> _Problem statement_
Lay out every line of the records below as a Markdown table with the columns Index and Entry, giving each row a number and skipping blank lines. Leave the pictures out of the answer.

···

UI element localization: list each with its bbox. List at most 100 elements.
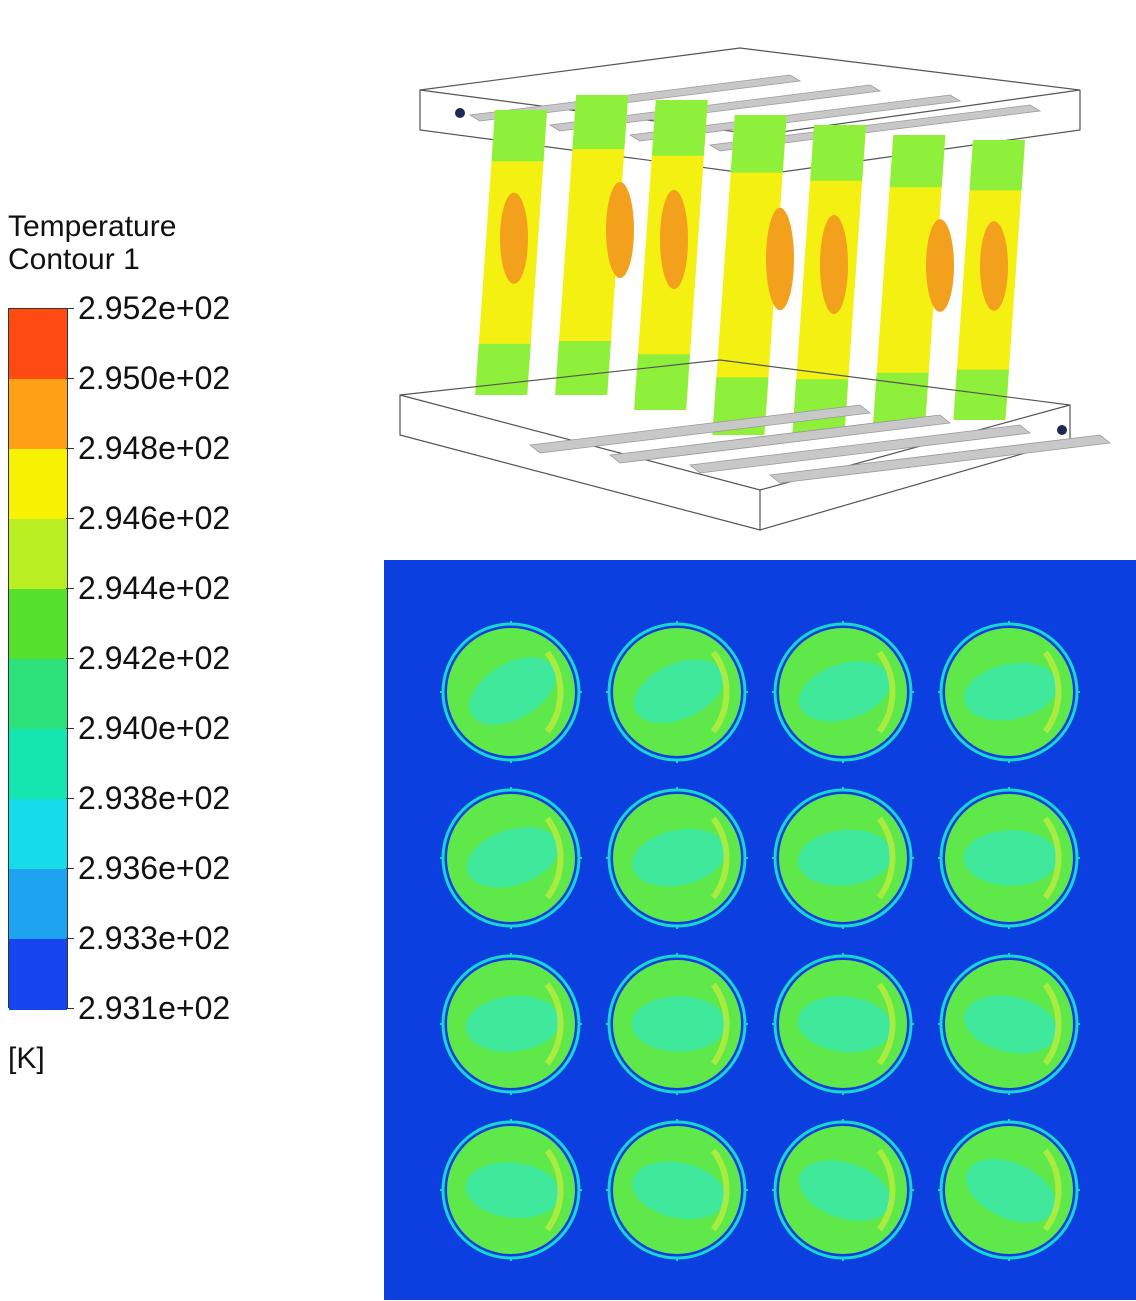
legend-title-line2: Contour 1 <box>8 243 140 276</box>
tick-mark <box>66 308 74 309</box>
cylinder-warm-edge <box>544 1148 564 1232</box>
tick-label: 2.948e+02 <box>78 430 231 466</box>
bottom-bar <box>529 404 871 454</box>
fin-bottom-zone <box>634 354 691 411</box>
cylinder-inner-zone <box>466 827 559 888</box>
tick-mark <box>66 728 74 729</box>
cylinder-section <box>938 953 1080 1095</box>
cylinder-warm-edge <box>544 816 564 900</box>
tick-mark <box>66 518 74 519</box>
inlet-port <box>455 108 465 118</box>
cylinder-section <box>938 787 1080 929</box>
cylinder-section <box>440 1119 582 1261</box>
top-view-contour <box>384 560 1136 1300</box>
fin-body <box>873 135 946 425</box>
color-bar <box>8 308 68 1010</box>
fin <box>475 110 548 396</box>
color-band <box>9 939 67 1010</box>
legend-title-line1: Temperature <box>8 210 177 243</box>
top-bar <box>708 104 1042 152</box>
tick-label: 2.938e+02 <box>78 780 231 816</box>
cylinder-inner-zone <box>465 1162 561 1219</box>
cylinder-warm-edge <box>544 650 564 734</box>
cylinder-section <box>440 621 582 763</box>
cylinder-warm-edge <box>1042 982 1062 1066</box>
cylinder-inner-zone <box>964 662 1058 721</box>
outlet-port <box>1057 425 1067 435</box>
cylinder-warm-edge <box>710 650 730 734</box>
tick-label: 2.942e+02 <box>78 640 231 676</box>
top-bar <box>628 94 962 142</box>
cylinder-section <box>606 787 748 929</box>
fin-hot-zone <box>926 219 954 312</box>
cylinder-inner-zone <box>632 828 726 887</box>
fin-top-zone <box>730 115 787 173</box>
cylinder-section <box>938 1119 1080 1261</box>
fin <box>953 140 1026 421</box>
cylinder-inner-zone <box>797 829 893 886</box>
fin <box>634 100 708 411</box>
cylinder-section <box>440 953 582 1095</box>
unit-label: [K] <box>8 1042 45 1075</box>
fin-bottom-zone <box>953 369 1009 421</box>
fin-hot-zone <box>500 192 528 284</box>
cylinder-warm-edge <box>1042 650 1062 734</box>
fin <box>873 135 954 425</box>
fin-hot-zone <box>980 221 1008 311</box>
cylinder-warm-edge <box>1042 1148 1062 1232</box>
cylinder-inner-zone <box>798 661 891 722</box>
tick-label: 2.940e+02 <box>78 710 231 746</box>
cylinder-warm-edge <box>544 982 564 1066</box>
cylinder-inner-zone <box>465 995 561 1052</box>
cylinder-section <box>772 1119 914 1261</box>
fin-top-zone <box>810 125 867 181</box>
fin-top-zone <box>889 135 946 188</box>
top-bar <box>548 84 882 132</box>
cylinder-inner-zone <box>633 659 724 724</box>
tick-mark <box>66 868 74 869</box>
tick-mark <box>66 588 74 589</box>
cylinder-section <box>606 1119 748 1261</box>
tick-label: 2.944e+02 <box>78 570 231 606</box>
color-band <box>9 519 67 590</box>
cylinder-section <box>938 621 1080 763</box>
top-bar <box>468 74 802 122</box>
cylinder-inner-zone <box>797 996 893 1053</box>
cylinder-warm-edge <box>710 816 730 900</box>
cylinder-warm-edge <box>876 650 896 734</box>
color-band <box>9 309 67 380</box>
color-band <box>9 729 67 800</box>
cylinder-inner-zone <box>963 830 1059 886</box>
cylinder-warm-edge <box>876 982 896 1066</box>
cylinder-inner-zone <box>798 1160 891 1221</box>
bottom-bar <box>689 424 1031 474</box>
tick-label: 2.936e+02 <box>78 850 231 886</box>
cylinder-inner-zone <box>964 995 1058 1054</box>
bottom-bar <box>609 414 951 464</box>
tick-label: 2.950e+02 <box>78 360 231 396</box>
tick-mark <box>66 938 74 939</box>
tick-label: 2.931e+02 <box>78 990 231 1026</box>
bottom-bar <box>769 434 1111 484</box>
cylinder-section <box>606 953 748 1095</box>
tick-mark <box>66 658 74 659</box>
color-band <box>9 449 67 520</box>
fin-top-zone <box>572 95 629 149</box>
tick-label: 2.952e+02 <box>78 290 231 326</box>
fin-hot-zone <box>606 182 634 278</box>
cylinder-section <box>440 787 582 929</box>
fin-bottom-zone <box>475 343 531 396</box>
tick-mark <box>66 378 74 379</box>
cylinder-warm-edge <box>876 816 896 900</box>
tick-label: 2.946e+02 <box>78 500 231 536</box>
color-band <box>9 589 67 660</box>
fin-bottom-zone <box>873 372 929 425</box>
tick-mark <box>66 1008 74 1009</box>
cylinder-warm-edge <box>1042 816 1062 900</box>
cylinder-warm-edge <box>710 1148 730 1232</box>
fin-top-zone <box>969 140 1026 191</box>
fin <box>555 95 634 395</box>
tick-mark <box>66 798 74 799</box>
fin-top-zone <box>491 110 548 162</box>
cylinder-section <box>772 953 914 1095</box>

···

> _Reply_
| Index | Entry |
|---|---|
| 1 | UI element localization: list each with its bbox. List at most 100 elements. |
| 2 | legend-title-line2: Contour 1 <box>8 243 140 276</box> |
| 3 | tick-mark <box>66 308 74 309</box> |
| 4 | cylinder-warm-edge <box>544 1148 564 1232</box> |
| 5 | tick-label: 2.948e+02 <box>78 430 231 466</box> |
| 6 | bottom-bar <box>529 404 871 454</box> |
| 7 | fin-bottom-zone <box>634 354 691 411</box> |
| 8 | cylinder-inner-zone <box>466 827 559 888</box> |
| 9 | tick-mark <box>66 728 74 729</box> |
| 10 | cylinder-section <box>938 953 1080 1095</box> |
| 11 | cylinder-warm-edge <box>544 816 564 900</box> |
| 12 | tick-mark <box>66 518 74 519</box> |
| 13 | inlet-port <box>455 108 465 118</box> |
| 14 | cylinder-section <box>938 787 1080 929</box> |
| 15 | cylinder-section <box>440 1119 582 1261</box> |
| 16 | top-view-contour <box>384 560 1136 1300</box> |
| 17 | fin-body <box>873 135 946 425</box> |
| 18 | color-bar <box>8 308 68 1010</box> |
| 19 | fin <box>475 110 548 396</box> |
| 20 | color-band <box>9 939 67 1010</box> |
| 21 | legend-title-line1: Temperature <box>8 210 177 243</box> |
| 22 | top-bar <box>708 104 1042 152</box> |
| 23 | tick-label: 2.938e+02 <box>78 780 231 816</box> |
| 24 | cylinder-inner-zone <box>465 1162 561 1219</box> |
| 25 | cylinder-warm-edge <box>544 650 564 734</box> |
| 26 | cylinder-section <box>440 621 582 763</box> |
| 27 | cylinder-warm-edge <box>1042 982 1062 1066</box> |
| 28 | cylinder-inner-zone <box>964 662 1058 721</box> |
| 29 | outlet-port <box>1057 425 1067 435</box> |
| 30 | cylinder-warm-edge <box>710 650 730 734</box> |
| 31 | tick-label: 2.942e+02 <box>78 640 231 676</box> |
| 32 | top-bar <box>628 94 962 142</box> |
| 33 | cylinder-section <box>606 787 748 929</box> |
| 34 | fin-hot-zone <box>926 219 954 312</box> |
| 35 | cylinder-inner-zone <box>632 828 726 887</box> |
| 36 | fin-top-zone <box>730 115 787 173</box> |
| 37 | cylinder-section <box>938 1119 1080 1261</box> |
| 38 | fin <box>953 140 1026 421</box> |
| 39 | cylinder-inner-zone <box>797 829 893 886</box> |
| 40 | fin <box>634 100 708 411</box> |
| 41 | cylinder-section <box>440 953 582 1095</box> |
| 42 | unit-label: [K] <box>8 1042 45 1075</box> |
| 43 | fin-bottom-zone <box>953 369 1009 421</box> |
| 44 | fin-hot-zone <box>500 192 528 284</box> |
| 45 | cylinder-warm-edge <box>1042 650 1062 734</box> |
| 46 | fin <box>873 135 954 425</box> |
| 47 | fin-hot-zone <box>980 221 1008 311</box> |
| 48 | cylinder-warm-edge <box>1042 1148 1062 1232</box> |
| 49 | cylinder-inner-zone <box>798 661 891 722</box> |
| 50 | tick-label: 2.940e+02 <box>78 710 231 746</box> |
| 51 | cylinder-warm-edge <box>544 982 564 1066</box> |
| 52 | cylinder-inner-zone <box>465 995 561 1052</box> |
| 53 | cylinder-section <box>772 1119 914 1261</box> |
| 54 | fin-top-zone <box>810 125 867 181</box> |
| 55 | fin-top-zone <box>889 135 946 188</box> |
| 56 | top-bar <box>548 84 882 132</box> |
| 57 | cylinder-inner-zone <box>633 659 724 724</box> |
| 58 | tick-mark <box>66 868 74 869</box> |
| 59 | tick-mark <box>66 588 74 589</box> |
| 60 | cylinder-section <box>606 1119 748 1261</box> |
| 61 | tick-label: 2.944e+02 <box>78 570 231 606</box> |
| 62 | color-band <box>9 519 67 590</box> |
| 63 | cylinder-section <box>938 621 1080 763</box> |
| 64 | top-bar <box>468 74 802 122</box> |
| 65 | cylinder-inner-zone <box>797 996 893 1053</box> |
| 66 | cylinder-warm-edge <box>710 816 730 900</box> |
| 67 | cylinder-warm-edge <box>876 650 896 734</box> |
| 68 | color-band <box>9 309 67 380</box> |
| 69 | color-band <box>9 729 67 800</box> |
| 70 | cylinder-inner-zone <box>963 830 1059 886</box> |
| 71 | cylinder-warm-edge <box>876 982 896 1066</box> |
| 72 | cylinder-inner-zone <box>798 1160 891 1221</box> |
| 73 | bottom-bar <box>689 424 1031 474</box> |
| 74 | tick-label: 2.936e+02 <box>78 850 231 886</box> |
| 75 | cylinder-inner-zone <box>964 995 1058 1054</box> |
| 76 | bottom-bar <box>609 414 951 464</box> |
| 77 | tick-label: 2.950e+02 <box>78 360 231 396</box> |
| 78 | tick-mark <box>66 938 74 939</box> |
| 79 | tick-label: 2.931e+02 <box>78 990 231 1026</box> |
| 80 | bottom-bar <box>769 434 1111 484</box> |
| 81 | cylinder-section <box>606 953 748 1095</box> |
| 82 | tick-mark <box>66 658 74 659</box> |
| 83 | color-band <box>9 449 67 520</box> |
| 84 | fin-top-zone <box>572 95 629 149</box> |
| 85 | tick-label: 2.952e+02 <box>78 290 231 326</box> |
| 86 | fin-hot-zone <box>606 182 634 278</box> |
| 87 | cylinder-section <box>440 787 582 929</box> |
| 88 | fin-bottom-zone <box>475 343 531 396</box> |
| 89 | tick-mark <box>66 378 74 379</box> |
| 90 | cylinder-warm-edge <box>876 816 896 900</box> |
| 91 | tick-label: 2.946e+02 <box>78 500 231 536</box> |
| 92 | color-band <box>9 589 67 660</box> |
| 93 | fin-bottom-zone <box>873 372 929 425</box> |
| 94 | tick-mark <box>66 1008 74 1009</box> |
| 95 | cylinder-warm-edge <box>1042 816 1062 900</box> |
| 96 | cylinder-warm-edge <box>710 1148 730 1232</box> |
| 97 | fin-top-zone <box>969 140 1026 191</box> |
| 98 | fin <box>555 95 634 395</box> |
| 99 | tick-mark <box>66 798 74 799</box> |
| 100 | fin-top-zone <box>491 110 548 162</box> |
| 101 | cylinder-section <box>772 953 914 1095</box> |